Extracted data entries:

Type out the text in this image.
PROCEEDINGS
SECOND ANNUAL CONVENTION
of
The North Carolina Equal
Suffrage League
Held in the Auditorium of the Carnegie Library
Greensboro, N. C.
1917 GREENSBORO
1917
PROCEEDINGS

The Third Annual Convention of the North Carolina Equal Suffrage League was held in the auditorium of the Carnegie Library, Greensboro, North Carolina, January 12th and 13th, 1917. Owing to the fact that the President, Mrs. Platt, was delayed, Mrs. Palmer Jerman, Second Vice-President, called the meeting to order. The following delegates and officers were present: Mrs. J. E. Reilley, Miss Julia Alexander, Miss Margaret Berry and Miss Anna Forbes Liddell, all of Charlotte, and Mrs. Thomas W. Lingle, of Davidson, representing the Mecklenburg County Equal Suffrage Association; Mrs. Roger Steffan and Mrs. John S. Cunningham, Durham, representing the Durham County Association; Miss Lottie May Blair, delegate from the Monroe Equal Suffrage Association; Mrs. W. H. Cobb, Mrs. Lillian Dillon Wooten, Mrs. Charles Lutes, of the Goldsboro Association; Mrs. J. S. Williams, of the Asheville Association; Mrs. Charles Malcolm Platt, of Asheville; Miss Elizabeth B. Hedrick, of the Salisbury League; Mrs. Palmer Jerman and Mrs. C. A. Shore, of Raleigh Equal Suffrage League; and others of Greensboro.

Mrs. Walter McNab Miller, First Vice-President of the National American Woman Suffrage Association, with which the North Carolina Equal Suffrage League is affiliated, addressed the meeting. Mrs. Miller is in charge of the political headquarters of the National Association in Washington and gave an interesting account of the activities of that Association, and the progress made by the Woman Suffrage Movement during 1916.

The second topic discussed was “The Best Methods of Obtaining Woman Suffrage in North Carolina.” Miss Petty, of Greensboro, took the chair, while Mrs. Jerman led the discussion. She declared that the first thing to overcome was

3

The request: Extract all of the data shown above and repeat it verbatim.

Written solution:
Type out the text in this image.
PROCEEDINGS
SECOND ANNUAL CONVENTION
of
The North Carolina Equal
Suffrage League
Held in the Auditorium of the Carnegie Library
Greensboro, N. C.
1917 GREENSBORO
1917
PROCEEDINGS

The Third Annual Convention of the North Carolina Equal Suffrage League was held in the auditorium of the Carnegie Library, Greensboro, North Carolina, January 12th and 13th, 1917. Owing to the fact that the President, Mrs. Platt, was delayed, Mrs. Palmer Jerman, Second Vice-President, called the meeting to order. The following delegates and officers were present: Mrs. J. E. Reilley, Miss Julia Alexander, Miss Margaret Berry and Miss Anna Forbes Liddell, all of Charlotte, and Mrs. Thomas W. Lingle, of Davidson, representing the Mecklenburg County Equal Suffrage Association; Mrs. Roger Steffan and Mrs. John S. Cunningham, Durham, representing the Durham County Association; Miss Lottie May Blair, delegate from the Monroe Equal Suffrage Association; Mrs. W. H. Cobb, Mrs. Lillian Dillon Wooten, Mrs. Charles Lutes, of the Goldsboro Association; Mrs. J. S. Williams, of the Asheville Association; Mrs. Charles Malcolm Platt, of Asheville; Miss Elizabeth B. Hedrick, of the Salisbury League; Mrs. Palmer Jerman and Mrs. C. A. Shore, of Raleigh Equal Suffrage League; and others of Greensboro.

Mrs. Walter McNab Miller, First Vice-President of the National American Woman Suffrage Association, with which the North Carolina Equal Suffrage League is affiliated, addressed the meeting. Mrs. Miller is in charge of the political headquarters of the National Association in Washington and gave an interesting account of the activities of that Association, and the progress made by the Woman Suffrage Movement during 1916.

The second topic discussed was “The Best Methods of Obtaining Woman Suffrage in North Carolina.” Miss Petty, of Greensboro, took the chair, while Mrs. Jerman led the discussion. She declared that the first thing to overcome was

3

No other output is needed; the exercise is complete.